= Set task 1 =
Repeat the portion of the statement on access to land between "UN Special Rapporteur" and "by rural women.", inclusive.

BEGIN Text

UN Special Rapporteur on the Right to Food's "Access to land" report

Statement by Olivier De Schutter
SPECIAL RAPPORTEUR ON THE RIGHT TO FOOD
 
65th session of the General Assembly Third Committee Item 69(b)
21 October 2010 New York
 
Mr. Chairperson, Excellencies, Ladies and Gentlemen,
 
Two years ago, when I first spoke before this Committee to present my programme of work, I indicated that I would address the relationship of security of land tenure and access to land to the right to adequate food (A/63/278, paras. 33-37; see also A/57/356, paras. 24 and 30). I am here today to report on that inquiry, and to present my main conclusions.
 
The report was based on a questionnaire sent out to States about which measures they have adopted in order to ensure equitable access to land, and which included questions about any mechanisms that facilitate access to land by rural women.
 
In addition to the responses received from governments, I drew on the 115 communications concerning access to land that have been addressed to the Special Rapporteur on the right to food between 2003 and 2009. These communications cover 89 different cases in 36 countries, and they represent a significant proportion of the total number of cases received by the mandate. In December 2009, in order to complement my information, I made a public appeal to receive information about cases that illustrate the links between security of land tenure, access to land, and the right to food. Following that call, non-governmental organizations sent altogether 117 cases from all regions of the world, although mostly from South and South East Asia. Finally, I took part in a number of consultations and workshops on this issue in 2009 and 2010, in India, Malaysia and Mali.

END Text

= Set task 2 =
Reproduce the lines of the records from the first line through the line holding "sector-growth-label: 同比增长 xyxy=(40,341,107,358)", inclusive.

BEGIN Record set

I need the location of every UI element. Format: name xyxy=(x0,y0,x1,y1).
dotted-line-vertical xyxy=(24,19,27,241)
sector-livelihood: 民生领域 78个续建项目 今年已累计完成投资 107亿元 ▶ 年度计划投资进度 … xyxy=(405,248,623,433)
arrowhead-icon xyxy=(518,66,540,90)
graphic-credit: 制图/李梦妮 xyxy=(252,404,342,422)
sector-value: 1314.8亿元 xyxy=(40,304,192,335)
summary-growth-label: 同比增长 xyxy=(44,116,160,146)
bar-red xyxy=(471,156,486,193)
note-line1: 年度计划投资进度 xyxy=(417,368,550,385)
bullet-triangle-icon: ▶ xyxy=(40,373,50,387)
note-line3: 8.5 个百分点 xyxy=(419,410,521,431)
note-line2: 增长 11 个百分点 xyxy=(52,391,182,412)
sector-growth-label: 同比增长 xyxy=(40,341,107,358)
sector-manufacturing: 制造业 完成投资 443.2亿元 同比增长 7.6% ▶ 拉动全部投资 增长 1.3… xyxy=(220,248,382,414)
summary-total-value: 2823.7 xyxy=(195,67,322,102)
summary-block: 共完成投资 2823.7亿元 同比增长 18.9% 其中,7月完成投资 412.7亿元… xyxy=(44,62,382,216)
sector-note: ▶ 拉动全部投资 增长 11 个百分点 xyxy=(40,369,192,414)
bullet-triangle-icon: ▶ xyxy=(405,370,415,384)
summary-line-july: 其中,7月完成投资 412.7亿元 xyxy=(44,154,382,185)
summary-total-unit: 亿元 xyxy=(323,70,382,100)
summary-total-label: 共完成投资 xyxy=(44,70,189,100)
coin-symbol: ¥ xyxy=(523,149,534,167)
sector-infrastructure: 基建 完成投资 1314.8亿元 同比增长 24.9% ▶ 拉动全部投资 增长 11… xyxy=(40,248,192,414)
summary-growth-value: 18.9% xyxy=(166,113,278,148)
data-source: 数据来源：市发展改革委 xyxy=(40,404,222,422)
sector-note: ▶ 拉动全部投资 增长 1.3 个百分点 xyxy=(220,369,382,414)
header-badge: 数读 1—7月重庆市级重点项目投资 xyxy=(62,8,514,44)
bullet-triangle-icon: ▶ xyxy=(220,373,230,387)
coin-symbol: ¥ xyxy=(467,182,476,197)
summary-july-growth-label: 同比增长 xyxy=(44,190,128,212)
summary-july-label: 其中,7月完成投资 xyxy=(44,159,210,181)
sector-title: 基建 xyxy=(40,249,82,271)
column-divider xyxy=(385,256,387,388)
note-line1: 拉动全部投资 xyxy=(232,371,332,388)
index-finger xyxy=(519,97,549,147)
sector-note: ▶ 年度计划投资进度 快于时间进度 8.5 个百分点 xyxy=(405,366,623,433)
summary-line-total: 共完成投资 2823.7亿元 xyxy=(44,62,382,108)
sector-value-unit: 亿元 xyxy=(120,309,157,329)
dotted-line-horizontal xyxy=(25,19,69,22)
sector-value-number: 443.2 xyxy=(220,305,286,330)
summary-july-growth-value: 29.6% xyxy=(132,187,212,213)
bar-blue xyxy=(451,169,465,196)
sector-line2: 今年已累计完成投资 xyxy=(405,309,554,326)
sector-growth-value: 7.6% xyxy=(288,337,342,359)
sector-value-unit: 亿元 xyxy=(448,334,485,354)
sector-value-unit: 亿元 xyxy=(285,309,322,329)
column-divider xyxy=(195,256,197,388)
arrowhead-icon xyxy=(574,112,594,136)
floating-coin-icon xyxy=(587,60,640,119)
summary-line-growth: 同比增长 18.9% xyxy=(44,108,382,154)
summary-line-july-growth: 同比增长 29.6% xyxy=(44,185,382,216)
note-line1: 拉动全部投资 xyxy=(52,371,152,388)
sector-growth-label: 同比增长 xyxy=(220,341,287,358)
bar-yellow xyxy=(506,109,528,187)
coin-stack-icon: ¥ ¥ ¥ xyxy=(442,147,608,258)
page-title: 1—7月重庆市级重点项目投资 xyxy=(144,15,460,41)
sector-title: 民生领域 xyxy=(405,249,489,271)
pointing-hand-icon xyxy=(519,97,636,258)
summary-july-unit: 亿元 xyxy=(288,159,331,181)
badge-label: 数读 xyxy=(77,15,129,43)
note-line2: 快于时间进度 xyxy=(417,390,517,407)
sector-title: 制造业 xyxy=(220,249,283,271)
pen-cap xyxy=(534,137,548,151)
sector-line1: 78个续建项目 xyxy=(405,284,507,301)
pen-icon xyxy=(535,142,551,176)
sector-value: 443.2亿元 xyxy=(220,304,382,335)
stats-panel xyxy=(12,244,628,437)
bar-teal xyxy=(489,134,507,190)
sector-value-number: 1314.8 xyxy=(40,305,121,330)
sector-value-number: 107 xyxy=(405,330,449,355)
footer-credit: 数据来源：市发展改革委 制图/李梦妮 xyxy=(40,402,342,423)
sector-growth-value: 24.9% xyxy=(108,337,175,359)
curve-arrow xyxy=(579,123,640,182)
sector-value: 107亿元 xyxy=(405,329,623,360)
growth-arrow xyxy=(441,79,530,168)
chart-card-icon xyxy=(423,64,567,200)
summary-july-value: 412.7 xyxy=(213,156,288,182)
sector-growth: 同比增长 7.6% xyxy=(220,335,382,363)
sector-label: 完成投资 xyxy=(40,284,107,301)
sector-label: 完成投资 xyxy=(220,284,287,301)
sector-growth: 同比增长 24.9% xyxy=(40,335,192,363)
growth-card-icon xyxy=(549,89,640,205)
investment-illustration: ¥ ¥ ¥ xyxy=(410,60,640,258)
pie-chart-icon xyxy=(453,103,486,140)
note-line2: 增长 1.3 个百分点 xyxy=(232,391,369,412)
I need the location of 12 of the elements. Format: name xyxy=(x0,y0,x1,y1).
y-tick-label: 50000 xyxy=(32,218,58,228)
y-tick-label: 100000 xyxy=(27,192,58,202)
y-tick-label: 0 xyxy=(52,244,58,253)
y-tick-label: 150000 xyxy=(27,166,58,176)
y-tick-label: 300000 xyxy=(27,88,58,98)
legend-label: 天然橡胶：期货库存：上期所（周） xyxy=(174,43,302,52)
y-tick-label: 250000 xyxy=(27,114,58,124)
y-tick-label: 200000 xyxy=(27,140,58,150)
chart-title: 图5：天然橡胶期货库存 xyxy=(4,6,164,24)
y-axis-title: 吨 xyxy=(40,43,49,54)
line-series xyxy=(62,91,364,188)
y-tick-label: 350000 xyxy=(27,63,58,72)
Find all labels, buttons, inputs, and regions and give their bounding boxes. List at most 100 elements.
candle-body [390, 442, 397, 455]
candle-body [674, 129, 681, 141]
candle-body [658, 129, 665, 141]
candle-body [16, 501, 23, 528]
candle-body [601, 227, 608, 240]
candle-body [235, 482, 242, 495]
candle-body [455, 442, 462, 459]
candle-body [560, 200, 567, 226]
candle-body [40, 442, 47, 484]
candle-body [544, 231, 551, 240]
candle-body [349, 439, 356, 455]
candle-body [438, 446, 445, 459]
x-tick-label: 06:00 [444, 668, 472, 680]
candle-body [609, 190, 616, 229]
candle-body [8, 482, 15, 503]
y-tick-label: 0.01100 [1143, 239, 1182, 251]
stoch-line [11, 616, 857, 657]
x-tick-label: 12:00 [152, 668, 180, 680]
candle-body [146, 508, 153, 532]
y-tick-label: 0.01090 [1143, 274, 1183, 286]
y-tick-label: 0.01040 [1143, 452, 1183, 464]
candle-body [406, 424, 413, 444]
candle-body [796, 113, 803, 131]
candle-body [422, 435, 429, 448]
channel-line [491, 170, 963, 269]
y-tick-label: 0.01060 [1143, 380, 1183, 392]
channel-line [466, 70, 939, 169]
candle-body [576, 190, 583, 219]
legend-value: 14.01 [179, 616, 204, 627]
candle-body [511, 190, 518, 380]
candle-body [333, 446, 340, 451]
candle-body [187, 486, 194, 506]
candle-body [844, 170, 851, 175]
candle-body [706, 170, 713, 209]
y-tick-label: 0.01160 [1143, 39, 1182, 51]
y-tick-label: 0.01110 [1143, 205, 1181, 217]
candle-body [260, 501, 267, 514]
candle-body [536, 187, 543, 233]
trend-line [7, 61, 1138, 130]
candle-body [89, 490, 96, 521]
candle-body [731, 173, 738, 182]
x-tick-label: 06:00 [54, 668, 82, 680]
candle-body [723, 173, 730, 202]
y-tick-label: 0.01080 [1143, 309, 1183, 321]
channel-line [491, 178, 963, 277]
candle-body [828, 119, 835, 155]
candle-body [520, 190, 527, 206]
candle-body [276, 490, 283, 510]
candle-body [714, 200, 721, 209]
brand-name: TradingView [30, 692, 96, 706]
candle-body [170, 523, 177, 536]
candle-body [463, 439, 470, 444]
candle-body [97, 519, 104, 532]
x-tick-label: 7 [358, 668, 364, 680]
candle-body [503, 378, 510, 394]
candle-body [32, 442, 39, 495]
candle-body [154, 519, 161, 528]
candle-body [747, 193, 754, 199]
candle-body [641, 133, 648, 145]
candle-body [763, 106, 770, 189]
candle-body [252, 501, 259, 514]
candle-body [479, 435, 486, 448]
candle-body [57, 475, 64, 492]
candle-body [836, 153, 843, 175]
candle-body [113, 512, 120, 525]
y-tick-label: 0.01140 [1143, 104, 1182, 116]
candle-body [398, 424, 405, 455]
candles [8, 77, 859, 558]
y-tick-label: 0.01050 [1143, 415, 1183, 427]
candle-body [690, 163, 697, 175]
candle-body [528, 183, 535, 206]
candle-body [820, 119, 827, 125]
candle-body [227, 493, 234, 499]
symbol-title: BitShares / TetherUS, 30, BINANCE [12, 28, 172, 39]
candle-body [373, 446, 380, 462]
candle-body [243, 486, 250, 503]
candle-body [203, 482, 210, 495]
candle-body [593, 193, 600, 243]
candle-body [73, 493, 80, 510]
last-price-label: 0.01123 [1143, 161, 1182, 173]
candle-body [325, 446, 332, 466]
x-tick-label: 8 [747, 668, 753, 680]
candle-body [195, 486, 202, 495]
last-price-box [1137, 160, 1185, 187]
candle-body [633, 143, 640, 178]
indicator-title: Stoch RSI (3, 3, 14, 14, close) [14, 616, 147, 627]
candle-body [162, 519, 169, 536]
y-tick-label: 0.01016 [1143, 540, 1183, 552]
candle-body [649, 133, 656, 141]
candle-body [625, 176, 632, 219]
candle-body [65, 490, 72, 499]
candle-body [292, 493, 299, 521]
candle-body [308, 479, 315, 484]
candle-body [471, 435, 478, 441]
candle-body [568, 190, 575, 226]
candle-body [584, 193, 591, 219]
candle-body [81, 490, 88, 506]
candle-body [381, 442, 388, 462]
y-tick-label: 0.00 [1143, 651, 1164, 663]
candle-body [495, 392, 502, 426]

END Record set

= Full solution 1 =
UN Special Rapporteur on the Right to Food's "Access to land" report

Statement by Olivier De Schutter
SPECIAL RAPPORTEUR ON THE RIGHT TO FOOD
 
65th session of the General Assembly Third Committee Item 69(b)
21 October 2010 New York
 
Mr. Chairperson, Excellencies, Ladies and Gentlemen,
 
Two years ago, when I first spoke before this Committee to present my programme of work, I indicated that I would address the relationship of security of land tenure and access to land to the right to adequate food (A/63/278, paras. 33-37; see also A/57/356, paras. 24 and 30). I am here today to report on that inquiry, and to present my main conclusions.
 
The report was based on a questionnaire sent out to States about which measures they have adopted in order to ensure equitable access to land, and which included questions about any mechanisms that facilitate access to land by rural women.

= Full solution 2 =
I need the location of every UI element. Format: name xyxy=(x0,y0,x1,y1).
dotted-line-vertical xyxy=(24,19,27,241)
sector-livelihood: 民生领域 78个续建项目 今年已累计完成投资 107亿元 ▶ 年度计划投资进度 … xyxy=(405,248,623,433)
arrowhead-icon xyxy=(518,66,540,90)
graphic-credit: 制图/李梦妮 xyxy=(252,404,342,422)
sector-value: 1314.8亿元 xyxy=(40,304,192,335)
summary-growth-label: 同比增长 xyxy=(44,116,160,146)
bar-red xyxy=(471,156,486,193)
note-line1: 年度计划投资进度 xyxy=(417,368,550,385)
bullet-triangle-icon: ▶ xyxy=(40,373,50,387)
note-line3: 8.5 个百分点 xyxy=(419,410,521,431)
note-line2: 增长 11 个百分点 xyxy=(52,391,182,412)
sector-growth-label: 同比增长 xyxy=(40,341,107,358)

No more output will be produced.